» **EXERCISE GOAL**
State how many lines include "internal", giving the number by itself.

[START]

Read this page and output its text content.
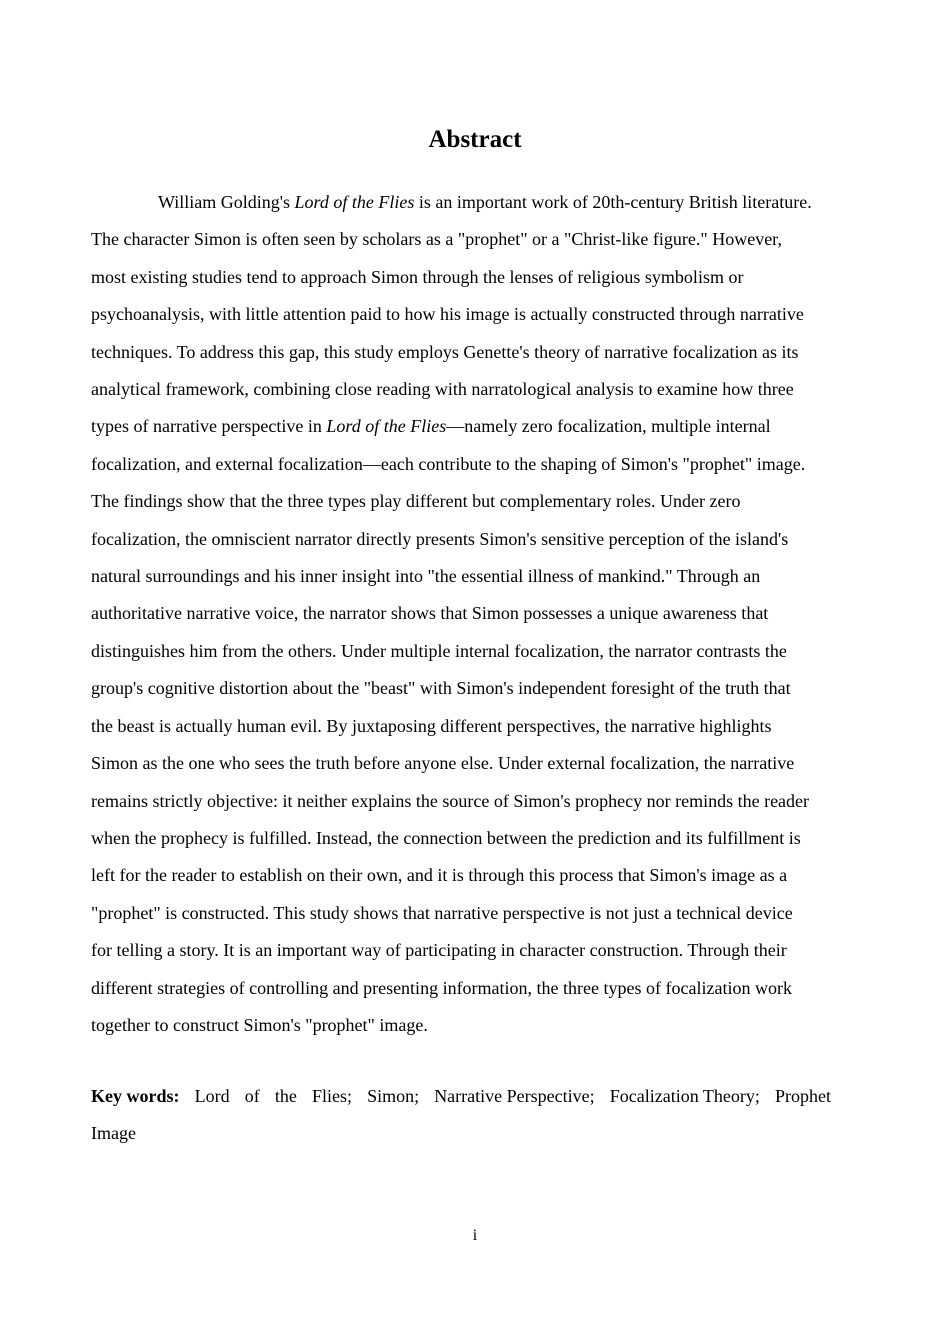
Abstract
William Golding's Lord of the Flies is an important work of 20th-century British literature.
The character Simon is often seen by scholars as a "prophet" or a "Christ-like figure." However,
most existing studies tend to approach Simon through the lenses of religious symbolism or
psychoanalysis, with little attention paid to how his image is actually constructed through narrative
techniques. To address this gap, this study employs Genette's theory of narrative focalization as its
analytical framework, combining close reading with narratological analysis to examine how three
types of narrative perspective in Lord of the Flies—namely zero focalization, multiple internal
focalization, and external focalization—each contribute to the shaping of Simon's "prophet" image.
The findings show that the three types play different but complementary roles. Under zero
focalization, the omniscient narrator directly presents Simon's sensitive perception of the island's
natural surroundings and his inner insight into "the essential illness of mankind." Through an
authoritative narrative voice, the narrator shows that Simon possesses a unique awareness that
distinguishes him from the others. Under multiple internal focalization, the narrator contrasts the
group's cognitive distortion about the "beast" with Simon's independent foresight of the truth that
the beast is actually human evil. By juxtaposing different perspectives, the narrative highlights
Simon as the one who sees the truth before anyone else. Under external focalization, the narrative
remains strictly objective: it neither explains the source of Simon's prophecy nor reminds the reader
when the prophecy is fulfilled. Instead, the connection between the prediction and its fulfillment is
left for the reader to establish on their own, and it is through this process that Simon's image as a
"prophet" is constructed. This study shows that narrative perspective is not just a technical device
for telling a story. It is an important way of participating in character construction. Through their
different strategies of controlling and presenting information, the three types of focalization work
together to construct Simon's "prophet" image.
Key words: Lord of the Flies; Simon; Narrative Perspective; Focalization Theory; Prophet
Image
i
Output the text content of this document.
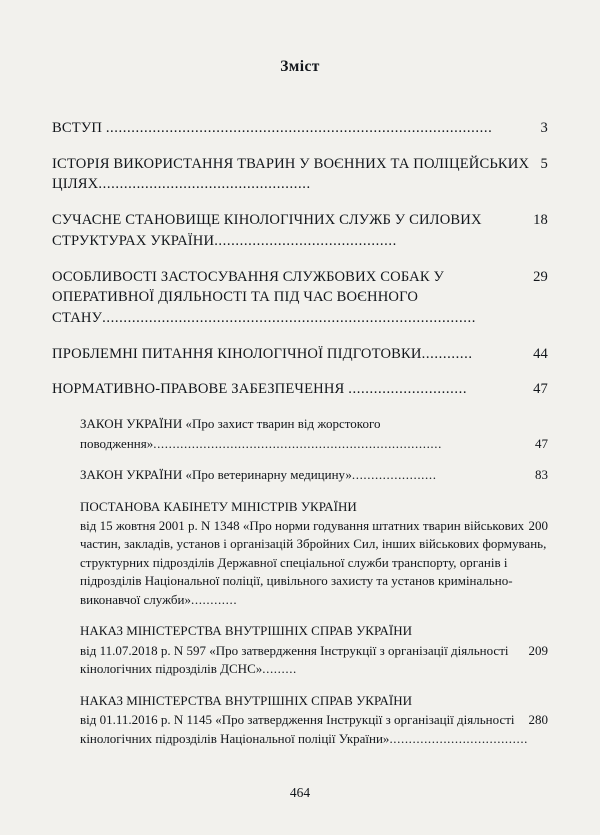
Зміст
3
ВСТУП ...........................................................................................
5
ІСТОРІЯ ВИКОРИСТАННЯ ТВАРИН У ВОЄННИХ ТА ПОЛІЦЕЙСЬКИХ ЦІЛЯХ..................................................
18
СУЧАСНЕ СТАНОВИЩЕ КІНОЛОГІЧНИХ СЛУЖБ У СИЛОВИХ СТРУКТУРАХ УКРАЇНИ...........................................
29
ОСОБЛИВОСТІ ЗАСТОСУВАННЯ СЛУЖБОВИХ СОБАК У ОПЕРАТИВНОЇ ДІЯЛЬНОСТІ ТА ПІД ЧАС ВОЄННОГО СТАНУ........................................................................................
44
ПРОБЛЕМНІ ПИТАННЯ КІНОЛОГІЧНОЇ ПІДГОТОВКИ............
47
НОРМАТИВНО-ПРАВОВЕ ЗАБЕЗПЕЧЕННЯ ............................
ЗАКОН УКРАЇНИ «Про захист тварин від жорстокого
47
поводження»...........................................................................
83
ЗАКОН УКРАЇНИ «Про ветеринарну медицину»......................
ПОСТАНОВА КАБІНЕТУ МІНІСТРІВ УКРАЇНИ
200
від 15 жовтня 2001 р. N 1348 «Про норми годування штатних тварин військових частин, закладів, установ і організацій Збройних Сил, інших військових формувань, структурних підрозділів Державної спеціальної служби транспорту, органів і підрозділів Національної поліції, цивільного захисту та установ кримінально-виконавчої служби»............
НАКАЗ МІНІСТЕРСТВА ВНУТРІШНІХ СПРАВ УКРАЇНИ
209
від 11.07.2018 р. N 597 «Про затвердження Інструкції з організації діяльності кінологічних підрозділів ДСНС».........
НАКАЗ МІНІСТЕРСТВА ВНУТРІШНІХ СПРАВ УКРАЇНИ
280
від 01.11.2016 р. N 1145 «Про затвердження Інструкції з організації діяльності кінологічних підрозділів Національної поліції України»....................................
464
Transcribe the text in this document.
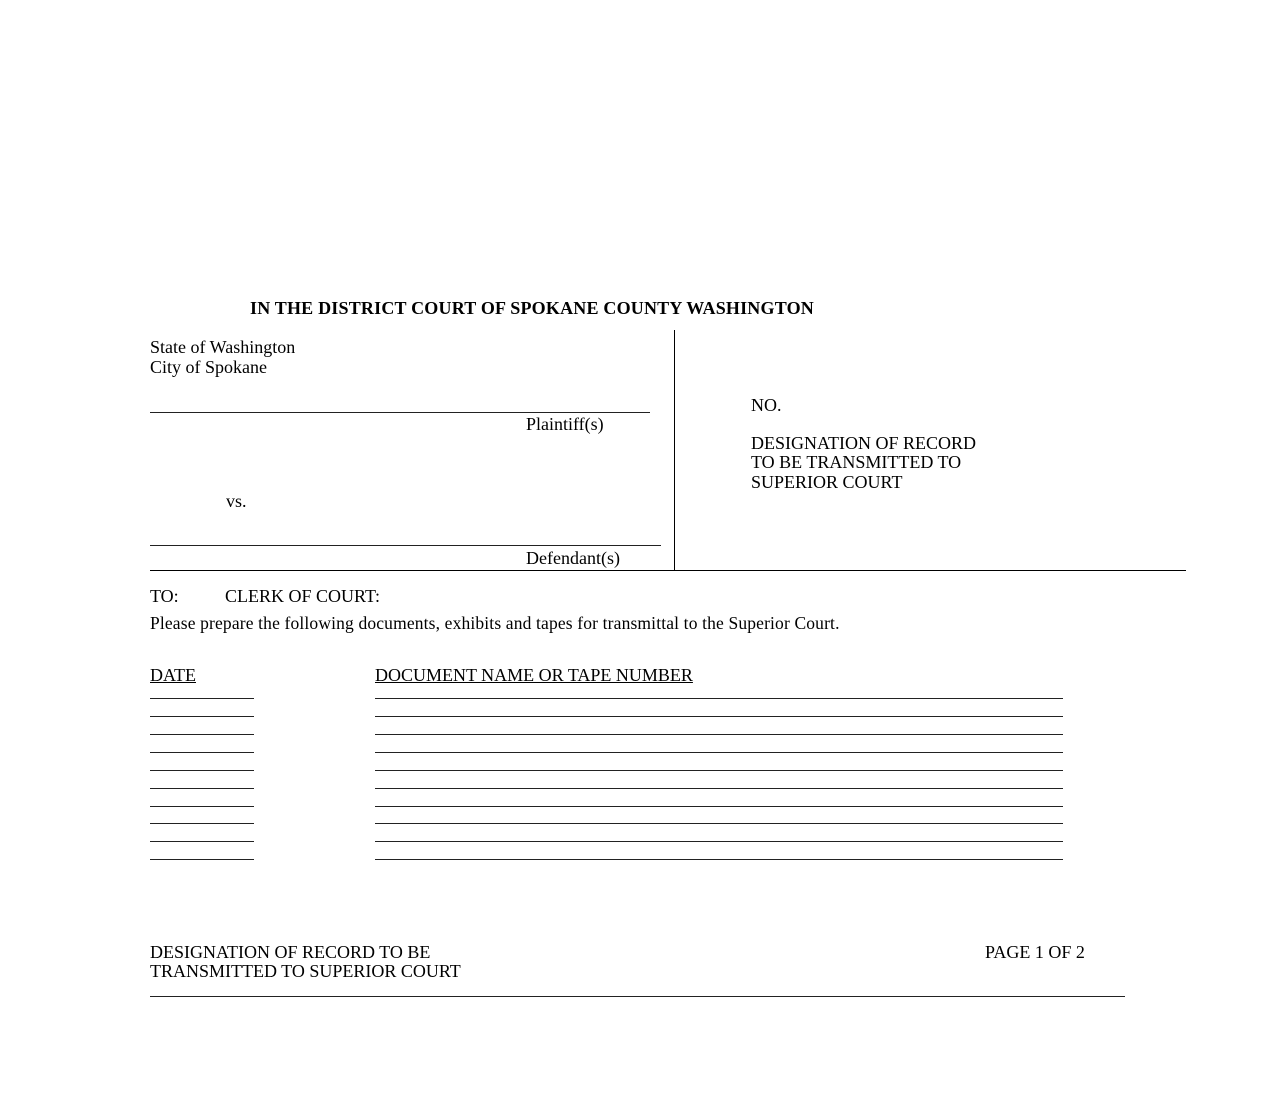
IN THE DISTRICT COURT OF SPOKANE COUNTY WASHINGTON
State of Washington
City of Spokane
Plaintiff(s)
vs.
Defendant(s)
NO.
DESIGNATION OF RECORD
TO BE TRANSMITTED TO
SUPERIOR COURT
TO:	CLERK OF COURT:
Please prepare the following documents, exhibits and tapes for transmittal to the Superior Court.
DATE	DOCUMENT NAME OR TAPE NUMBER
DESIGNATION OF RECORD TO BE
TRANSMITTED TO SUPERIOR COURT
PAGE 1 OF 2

[END]

» **RESULT OF THIS TASK**
2